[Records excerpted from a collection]
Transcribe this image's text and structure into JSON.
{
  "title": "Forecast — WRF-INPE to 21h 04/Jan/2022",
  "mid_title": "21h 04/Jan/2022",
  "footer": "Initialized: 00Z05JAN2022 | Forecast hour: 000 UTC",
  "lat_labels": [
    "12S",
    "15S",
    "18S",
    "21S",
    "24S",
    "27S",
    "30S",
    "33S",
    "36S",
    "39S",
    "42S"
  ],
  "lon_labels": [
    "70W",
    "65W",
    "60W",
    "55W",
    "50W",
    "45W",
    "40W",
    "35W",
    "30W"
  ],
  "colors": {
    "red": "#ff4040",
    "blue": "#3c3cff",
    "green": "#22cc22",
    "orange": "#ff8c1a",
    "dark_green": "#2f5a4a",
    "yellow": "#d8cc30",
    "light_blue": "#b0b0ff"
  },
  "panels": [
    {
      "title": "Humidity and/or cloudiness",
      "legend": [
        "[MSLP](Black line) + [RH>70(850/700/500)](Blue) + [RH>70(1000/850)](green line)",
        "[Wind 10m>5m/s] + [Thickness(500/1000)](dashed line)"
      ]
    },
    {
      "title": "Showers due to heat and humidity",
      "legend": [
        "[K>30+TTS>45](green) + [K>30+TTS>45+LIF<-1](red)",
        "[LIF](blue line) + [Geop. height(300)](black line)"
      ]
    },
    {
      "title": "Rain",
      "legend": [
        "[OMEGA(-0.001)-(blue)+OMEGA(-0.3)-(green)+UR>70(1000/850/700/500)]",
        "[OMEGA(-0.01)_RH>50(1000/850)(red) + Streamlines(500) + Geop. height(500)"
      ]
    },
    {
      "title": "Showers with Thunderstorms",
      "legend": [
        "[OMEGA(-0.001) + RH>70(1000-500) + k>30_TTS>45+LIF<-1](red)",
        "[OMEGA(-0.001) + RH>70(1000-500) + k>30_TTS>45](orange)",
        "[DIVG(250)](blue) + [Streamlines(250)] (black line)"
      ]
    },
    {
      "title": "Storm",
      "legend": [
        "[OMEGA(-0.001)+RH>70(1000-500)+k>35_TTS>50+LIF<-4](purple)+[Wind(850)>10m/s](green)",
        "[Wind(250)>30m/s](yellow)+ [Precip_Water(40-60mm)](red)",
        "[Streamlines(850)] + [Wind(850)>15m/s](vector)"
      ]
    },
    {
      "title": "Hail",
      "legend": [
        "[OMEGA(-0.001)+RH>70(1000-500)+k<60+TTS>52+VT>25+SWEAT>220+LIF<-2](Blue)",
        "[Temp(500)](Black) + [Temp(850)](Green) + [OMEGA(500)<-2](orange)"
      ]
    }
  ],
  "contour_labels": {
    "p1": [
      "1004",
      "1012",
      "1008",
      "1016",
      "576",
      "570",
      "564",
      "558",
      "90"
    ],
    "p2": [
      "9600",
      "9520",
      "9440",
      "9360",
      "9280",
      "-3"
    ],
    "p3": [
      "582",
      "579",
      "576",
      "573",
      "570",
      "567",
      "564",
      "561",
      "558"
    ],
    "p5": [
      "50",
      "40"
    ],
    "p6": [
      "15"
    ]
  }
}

TASK TO CARRY OUT — Copy out each line in the preceding records that contains "yellow".

WRITTEN ANSWER —
    "yellow": "#d8cc30",
        "[Wind(250)>30m/s](yellow)+ [Precip_Water(40-60mm)](red)",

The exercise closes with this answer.